> [Problem to work on]: Look for "https" in the material below and show each line that contains it.

> [Data provided]:
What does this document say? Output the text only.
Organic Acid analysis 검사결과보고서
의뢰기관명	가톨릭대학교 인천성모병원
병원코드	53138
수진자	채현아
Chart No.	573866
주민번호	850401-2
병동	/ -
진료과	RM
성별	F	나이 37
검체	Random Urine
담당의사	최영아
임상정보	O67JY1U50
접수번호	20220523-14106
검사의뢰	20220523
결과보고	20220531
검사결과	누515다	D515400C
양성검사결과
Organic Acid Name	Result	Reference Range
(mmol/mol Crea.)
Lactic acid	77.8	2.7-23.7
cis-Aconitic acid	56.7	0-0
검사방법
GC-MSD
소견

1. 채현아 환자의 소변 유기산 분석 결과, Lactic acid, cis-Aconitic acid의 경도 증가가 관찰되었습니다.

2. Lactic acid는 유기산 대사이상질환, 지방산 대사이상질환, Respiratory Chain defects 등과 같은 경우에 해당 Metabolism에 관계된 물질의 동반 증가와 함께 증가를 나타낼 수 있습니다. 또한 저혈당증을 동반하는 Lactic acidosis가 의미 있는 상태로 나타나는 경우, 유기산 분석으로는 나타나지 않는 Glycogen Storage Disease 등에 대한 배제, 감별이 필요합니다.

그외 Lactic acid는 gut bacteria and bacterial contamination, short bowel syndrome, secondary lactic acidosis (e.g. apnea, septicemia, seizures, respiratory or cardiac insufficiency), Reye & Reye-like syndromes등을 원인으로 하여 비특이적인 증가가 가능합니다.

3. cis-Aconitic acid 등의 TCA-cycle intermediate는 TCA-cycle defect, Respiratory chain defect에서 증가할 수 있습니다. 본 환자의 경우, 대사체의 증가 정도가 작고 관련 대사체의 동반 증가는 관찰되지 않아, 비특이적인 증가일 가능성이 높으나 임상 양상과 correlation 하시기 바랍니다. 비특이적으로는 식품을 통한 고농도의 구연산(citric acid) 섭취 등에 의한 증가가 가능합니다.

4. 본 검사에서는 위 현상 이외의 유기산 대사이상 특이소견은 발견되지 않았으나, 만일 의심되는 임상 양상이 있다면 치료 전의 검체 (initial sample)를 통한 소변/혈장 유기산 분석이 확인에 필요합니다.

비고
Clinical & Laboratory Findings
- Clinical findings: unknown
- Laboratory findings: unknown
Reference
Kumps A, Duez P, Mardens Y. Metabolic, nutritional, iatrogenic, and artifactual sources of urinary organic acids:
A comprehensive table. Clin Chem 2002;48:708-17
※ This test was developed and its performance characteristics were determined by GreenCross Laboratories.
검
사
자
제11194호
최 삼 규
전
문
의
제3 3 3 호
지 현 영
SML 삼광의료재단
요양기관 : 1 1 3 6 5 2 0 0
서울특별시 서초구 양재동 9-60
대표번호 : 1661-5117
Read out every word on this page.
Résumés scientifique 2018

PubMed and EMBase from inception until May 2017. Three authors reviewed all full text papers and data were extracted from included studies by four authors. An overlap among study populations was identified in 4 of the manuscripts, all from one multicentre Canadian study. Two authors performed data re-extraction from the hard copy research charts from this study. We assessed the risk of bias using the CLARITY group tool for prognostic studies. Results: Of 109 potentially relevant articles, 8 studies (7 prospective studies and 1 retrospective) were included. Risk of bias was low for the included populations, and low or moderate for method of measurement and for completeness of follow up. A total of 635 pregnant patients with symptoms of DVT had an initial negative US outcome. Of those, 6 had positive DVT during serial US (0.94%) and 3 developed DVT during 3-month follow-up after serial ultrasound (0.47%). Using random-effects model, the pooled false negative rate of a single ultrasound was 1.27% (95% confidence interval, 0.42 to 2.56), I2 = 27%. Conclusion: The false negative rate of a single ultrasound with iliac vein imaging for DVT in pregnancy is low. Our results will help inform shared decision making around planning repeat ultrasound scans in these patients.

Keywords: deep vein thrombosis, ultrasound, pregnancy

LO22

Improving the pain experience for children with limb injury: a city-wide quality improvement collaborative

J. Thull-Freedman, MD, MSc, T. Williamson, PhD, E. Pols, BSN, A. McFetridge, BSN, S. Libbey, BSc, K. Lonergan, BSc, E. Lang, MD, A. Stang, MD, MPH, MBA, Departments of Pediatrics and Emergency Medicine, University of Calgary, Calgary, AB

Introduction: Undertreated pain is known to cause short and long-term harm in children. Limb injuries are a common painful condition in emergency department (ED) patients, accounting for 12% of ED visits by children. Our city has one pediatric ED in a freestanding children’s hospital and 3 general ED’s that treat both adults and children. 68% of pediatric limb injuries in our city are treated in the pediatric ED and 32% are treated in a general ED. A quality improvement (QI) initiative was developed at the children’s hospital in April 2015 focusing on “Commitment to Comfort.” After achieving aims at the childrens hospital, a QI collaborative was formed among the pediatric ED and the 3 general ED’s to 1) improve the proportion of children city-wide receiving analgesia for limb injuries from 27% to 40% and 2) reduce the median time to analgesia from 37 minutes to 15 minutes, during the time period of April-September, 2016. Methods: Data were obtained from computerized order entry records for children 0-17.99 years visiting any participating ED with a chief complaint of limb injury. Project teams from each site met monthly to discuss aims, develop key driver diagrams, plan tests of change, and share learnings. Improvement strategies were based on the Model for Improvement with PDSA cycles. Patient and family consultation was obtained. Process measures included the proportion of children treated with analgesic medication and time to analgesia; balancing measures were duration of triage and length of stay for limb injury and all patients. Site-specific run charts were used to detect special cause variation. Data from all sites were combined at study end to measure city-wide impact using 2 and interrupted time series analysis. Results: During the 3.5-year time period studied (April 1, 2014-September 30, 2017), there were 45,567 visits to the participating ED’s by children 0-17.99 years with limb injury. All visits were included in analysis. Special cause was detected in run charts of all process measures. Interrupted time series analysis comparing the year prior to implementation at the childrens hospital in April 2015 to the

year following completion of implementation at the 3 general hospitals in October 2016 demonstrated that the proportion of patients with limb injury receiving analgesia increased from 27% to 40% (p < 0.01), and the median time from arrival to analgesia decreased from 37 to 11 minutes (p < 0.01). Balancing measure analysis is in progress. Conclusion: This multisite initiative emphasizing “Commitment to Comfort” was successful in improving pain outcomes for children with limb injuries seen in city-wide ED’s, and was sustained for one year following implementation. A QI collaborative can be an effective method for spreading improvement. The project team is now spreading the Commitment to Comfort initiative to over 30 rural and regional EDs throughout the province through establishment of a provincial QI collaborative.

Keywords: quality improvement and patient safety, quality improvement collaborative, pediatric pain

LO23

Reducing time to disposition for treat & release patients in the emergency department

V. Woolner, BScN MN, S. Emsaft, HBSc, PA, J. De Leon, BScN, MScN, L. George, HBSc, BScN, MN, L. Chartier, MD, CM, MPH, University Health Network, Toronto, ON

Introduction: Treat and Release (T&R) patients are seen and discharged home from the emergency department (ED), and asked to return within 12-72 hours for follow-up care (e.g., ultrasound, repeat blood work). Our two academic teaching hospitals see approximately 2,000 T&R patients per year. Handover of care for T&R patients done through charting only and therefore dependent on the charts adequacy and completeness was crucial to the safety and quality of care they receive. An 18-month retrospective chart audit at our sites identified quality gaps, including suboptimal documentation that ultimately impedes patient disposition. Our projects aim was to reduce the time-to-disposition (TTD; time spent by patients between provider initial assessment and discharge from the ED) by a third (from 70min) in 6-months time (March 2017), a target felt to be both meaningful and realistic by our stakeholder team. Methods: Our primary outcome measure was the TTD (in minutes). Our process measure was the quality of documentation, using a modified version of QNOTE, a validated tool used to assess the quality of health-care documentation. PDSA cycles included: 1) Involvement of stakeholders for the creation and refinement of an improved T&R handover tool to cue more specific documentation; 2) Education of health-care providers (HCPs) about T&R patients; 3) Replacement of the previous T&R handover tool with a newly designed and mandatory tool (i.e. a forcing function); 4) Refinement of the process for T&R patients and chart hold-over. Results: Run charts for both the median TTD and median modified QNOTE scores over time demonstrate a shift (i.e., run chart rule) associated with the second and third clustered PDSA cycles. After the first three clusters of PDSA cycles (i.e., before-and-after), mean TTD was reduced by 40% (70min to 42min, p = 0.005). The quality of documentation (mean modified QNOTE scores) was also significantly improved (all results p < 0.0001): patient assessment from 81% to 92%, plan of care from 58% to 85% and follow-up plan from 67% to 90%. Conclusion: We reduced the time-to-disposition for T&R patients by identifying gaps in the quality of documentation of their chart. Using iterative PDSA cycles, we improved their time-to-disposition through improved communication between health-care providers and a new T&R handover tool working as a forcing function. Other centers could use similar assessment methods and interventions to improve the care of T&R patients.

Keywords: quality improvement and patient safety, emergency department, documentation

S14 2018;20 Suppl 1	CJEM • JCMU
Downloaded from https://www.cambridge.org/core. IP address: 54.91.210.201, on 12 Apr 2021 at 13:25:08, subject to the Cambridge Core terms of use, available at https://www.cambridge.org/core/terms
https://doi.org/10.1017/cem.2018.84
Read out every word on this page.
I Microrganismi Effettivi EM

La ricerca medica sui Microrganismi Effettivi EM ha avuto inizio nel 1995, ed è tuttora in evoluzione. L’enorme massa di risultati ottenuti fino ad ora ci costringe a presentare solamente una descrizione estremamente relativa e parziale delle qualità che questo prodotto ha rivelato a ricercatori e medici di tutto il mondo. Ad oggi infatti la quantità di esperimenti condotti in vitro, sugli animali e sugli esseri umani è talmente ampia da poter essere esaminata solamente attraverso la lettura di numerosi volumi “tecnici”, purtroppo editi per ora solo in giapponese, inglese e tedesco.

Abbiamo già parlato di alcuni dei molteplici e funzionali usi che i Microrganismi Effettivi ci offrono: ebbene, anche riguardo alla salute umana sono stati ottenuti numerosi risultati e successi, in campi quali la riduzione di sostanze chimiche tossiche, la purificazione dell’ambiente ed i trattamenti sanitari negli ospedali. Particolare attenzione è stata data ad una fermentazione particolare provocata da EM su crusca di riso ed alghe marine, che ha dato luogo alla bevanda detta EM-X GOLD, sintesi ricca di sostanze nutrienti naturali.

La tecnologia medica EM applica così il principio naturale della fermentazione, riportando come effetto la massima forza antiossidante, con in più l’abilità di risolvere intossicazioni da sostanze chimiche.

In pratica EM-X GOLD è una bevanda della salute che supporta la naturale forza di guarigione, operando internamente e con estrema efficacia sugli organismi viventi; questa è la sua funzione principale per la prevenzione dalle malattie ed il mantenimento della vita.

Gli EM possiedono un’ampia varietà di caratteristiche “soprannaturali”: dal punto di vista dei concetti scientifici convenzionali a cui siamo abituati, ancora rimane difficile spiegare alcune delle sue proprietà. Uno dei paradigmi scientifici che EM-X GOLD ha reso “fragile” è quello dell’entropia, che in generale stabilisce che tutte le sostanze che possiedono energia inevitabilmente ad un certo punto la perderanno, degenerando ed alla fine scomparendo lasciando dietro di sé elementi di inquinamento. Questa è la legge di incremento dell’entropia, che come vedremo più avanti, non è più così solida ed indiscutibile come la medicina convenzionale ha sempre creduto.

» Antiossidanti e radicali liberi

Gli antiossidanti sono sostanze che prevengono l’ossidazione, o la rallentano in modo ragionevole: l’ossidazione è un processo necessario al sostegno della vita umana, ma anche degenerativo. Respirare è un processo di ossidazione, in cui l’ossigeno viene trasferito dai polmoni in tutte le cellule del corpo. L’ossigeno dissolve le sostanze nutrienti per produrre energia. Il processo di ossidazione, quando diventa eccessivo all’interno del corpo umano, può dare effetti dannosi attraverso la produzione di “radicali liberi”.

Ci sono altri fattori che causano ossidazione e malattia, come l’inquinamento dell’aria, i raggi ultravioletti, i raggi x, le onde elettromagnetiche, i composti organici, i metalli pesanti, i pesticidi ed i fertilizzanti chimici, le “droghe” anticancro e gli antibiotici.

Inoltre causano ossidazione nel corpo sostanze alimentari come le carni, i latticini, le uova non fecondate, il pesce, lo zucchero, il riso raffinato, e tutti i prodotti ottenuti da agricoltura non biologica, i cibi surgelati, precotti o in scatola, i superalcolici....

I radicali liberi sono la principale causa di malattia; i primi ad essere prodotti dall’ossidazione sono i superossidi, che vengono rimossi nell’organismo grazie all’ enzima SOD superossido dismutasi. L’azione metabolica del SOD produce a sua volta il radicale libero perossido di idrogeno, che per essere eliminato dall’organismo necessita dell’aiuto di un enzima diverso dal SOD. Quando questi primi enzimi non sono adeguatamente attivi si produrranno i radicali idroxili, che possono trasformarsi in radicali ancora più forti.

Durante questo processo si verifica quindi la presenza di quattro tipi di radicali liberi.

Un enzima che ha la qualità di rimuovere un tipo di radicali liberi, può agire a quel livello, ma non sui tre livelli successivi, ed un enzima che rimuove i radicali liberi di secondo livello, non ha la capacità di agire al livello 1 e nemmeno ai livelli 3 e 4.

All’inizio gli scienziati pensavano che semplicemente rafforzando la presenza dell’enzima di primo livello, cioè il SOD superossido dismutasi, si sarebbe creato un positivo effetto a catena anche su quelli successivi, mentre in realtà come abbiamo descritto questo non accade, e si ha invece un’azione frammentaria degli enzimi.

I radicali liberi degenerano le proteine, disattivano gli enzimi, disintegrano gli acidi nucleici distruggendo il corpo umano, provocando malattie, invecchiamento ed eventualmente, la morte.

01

> [Reply]:
Downloaded from https://www.cambridge.org/core. IP address: 54.91.210.201, on 12 Apr 2021 at 13:25:08, subject to the Cambridge Core terms of use, available at https://www.cambridge.org/core/terms
https://doi.org/10.1017/cem.2018.84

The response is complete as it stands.